● What is asked: Check every line for the word "JSON" and give the number of lines where it occurs, nothing else.

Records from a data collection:
## Begin
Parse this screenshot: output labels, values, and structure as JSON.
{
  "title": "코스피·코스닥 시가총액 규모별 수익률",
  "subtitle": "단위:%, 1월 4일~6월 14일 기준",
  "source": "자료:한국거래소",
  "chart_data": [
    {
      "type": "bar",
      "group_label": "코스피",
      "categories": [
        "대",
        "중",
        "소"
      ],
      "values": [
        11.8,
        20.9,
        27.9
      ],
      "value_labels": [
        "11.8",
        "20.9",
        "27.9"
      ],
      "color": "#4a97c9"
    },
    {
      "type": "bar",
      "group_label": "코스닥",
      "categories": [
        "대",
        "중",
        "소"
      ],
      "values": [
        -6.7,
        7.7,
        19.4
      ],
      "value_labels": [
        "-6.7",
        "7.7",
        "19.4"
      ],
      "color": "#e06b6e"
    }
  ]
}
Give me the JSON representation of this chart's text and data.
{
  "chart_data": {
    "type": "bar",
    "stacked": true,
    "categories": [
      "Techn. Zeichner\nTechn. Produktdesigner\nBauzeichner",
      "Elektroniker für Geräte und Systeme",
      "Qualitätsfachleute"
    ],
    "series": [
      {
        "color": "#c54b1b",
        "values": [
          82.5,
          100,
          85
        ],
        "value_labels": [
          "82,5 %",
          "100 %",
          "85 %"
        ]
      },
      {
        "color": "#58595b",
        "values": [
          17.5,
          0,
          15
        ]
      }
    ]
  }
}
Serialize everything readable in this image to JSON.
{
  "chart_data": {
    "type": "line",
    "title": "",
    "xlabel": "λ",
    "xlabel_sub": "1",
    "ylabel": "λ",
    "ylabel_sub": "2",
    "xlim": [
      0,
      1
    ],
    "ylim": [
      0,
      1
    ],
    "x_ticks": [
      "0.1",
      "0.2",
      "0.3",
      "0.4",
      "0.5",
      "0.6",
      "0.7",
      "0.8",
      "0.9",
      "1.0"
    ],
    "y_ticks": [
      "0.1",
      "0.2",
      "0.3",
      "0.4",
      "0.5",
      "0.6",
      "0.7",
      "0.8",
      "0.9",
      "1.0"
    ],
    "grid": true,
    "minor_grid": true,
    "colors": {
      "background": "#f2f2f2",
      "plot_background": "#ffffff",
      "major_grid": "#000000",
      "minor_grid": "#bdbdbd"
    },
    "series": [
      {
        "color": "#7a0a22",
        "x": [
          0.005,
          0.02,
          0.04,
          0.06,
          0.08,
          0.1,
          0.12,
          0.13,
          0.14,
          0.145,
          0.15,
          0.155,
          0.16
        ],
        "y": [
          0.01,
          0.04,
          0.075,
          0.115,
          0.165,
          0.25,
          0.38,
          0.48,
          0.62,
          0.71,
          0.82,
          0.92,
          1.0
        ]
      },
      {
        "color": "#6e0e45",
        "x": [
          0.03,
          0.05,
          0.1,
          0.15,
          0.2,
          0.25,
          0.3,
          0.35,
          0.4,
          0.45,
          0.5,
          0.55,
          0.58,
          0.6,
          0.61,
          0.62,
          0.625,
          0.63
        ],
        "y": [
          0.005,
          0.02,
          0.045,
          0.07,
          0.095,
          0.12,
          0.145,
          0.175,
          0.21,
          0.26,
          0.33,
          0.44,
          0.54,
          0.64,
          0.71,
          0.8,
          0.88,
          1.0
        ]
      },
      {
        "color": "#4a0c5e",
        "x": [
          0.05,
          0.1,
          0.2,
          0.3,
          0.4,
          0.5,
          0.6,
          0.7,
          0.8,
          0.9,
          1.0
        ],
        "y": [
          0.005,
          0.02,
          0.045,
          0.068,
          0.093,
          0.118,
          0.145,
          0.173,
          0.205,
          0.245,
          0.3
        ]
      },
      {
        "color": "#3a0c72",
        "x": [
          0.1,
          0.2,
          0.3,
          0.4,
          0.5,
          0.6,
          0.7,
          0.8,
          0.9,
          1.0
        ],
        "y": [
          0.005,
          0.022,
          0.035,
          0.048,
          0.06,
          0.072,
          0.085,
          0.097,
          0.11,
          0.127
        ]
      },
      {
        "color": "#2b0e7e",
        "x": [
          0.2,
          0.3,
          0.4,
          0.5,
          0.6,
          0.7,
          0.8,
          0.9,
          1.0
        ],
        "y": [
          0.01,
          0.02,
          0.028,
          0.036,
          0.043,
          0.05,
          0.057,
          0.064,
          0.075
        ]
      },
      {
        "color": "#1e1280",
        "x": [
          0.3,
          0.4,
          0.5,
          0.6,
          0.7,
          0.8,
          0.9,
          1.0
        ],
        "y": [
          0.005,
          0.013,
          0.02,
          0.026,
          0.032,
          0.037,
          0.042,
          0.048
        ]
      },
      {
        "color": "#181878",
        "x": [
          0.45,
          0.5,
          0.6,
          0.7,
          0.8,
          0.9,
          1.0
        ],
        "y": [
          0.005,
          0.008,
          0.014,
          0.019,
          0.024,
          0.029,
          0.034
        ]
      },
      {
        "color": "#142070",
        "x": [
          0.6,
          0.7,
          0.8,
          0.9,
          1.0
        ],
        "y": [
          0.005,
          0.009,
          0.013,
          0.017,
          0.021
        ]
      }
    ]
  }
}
## End
● Answer for this exercise: 3